# [Task directions]
Count lines holding the word "marker". Only the number is wanted.

(Rows from a figure dataset)
** START **

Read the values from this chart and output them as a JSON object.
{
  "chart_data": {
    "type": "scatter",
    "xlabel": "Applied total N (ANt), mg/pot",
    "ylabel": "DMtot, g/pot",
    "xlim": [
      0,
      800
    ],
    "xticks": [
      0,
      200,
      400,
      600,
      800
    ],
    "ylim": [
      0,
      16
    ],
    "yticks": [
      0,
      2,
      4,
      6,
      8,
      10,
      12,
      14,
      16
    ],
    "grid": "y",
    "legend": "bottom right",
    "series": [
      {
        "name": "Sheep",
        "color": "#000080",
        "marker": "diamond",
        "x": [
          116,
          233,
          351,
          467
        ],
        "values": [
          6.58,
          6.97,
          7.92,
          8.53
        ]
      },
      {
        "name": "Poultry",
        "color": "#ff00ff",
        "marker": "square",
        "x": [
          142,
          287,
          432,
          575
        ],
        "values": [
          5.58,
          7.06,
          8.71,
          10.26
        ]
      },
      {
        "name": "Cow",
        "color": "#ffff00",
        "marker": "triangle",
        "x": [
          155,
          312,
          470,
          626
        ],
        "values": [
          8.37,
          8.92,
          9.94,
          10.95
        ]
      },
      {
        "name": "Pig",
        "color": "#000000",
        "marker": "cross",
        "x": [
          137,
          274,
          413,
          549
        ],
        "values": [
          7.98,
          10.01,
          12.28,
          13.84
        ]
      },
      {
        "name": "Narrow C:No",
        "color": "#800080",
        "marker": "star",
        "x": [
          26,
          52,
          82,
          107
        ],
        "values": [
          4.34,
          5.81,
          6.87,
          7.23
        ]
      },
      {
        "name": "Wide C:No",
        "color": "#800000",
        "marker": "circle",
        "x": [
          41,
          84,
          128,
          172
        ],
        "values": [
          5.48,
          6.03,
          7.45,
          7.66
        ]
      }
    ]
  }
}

** END **

# [The solution]
6